--- START ENTRIES PROVIDED ---
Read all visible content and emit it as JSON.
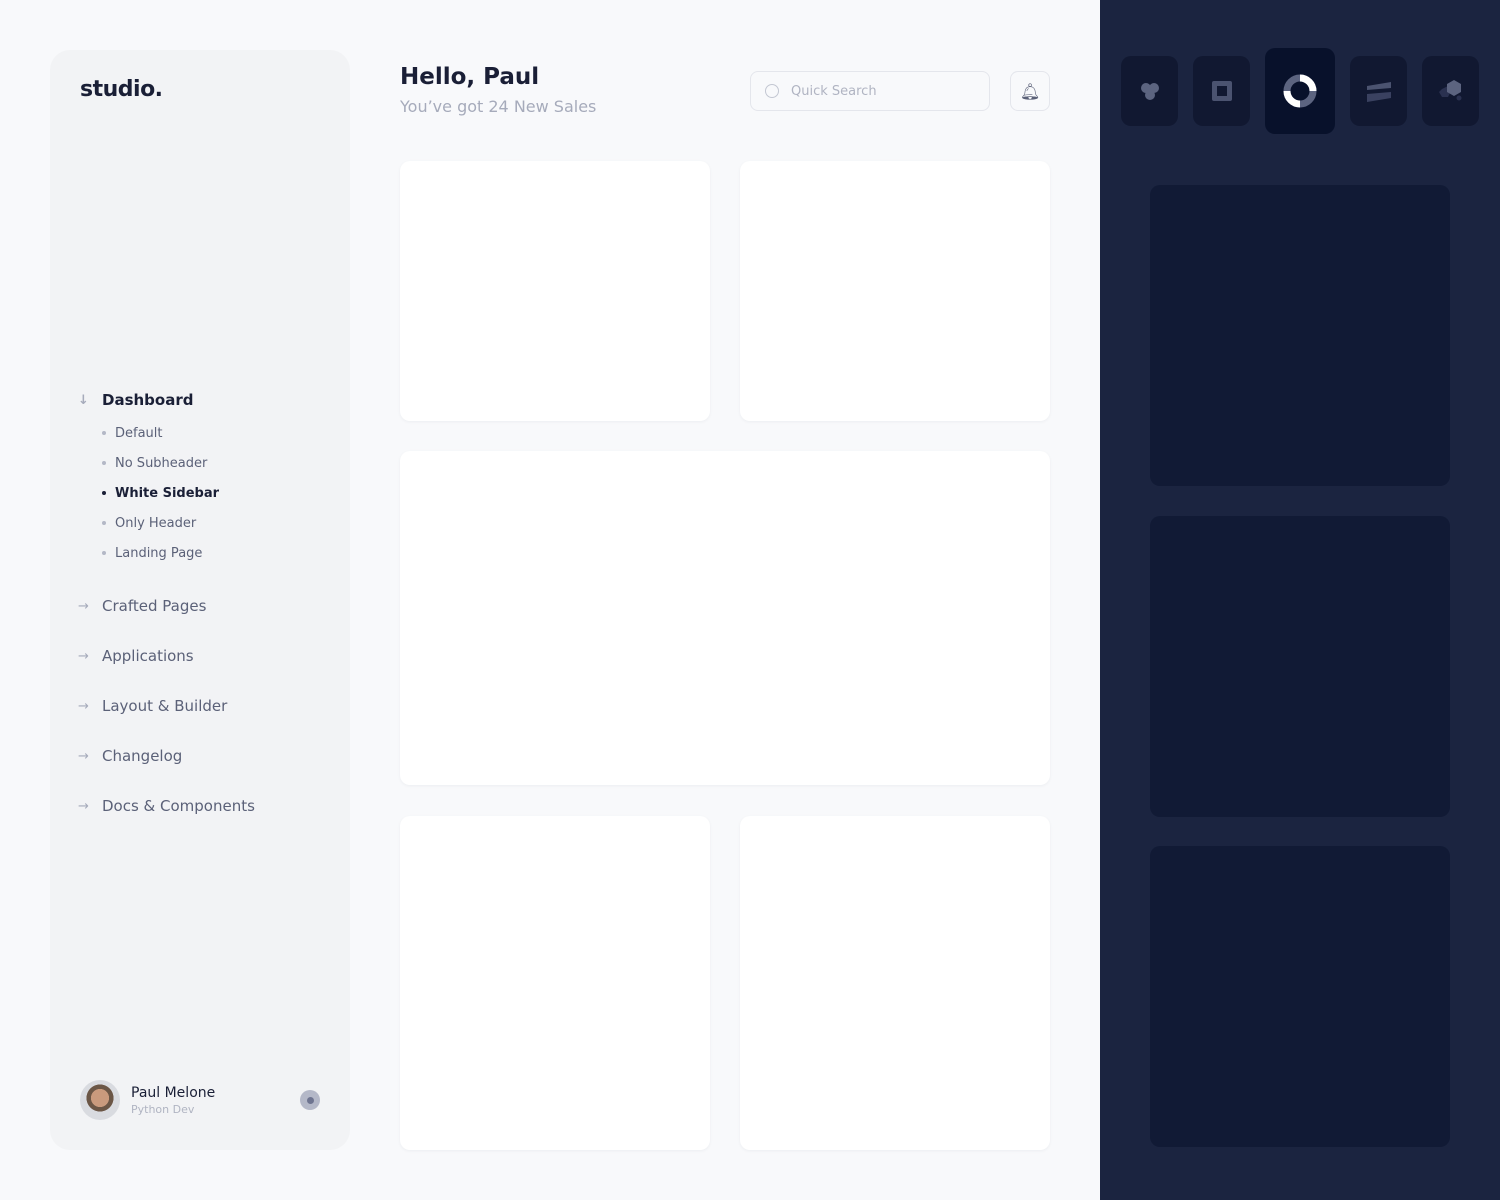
{
  "sidebar": {
    "logo": "studio.",
    "dashboard": {
      "label": "Dashboard",
      "icon": "arrow-down-icon",
      "items": [
        {
          "label": "Default",
          "active": false
        },
        {
          "label": "No Subheader",
          "active": false
        },
        {
          "label": "White Sidebar",
          "active": true
        },
        {
          "label": "Only Header",
          "active": false
        },
        {
          "label": "Landing Page",
          "active": false
        }
      ]
    },
    "items": [
      {
        "label": "Crafted Pages",
        "icon": "arrow-right-icon"
      },
      {
        "label": "Applications",
        "icon": "arrow-right-icon"
      },
      {
        "label": "Layout & Builder",
        "icon": "arrow-right-icon"
      },
      {
        "label": "Changelog",
        "icon": "arrow-right-icon"
      },
      {
        "label": "Docs & Components",
        "icon": "arrow-right-icon"
      }
    ],
    "user": {
      "name": "Paul Melone",
      "role": "Python Dev"
    }
  },
  "header": {
    "title": "Hello, Paul",
    "subtitle": "You’ve got 24 New Sales",
    "search_placeholder": "Quick Search",
    "search_value": ""
  },
  "right_panel": {
    "tiles": [
      "flower-logo-icon",
      "square-logo-icon",
      "ring-logo-icon",
      "stripes-logo-icon",
      "hexagon-logo-icon"
    ],
    "active_tile": 2
  },
  "colors": {
    "accent_dark": "#1b2440",
    "text": "#1a1f36",
    "muted": "#a6abbb"
  }
}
--- END ENTRIES PROVIDED ---
- **GOAL**
From the records above, pick out and copy each line holding the word "label".

- **WRITTEN RESPONSE**
      "label": "Dashboard",
          "label": "Default",
          "label": "No Subheader",
          "label": "White Sidebar",
          "label": "Only Header",
          "label": "Landing Page",
        "label": "Crafted Pages",
        "label": "Applications",
        "label": "Layout & Builder",
        "label": "Changelog",
        "label": "Docs & Components",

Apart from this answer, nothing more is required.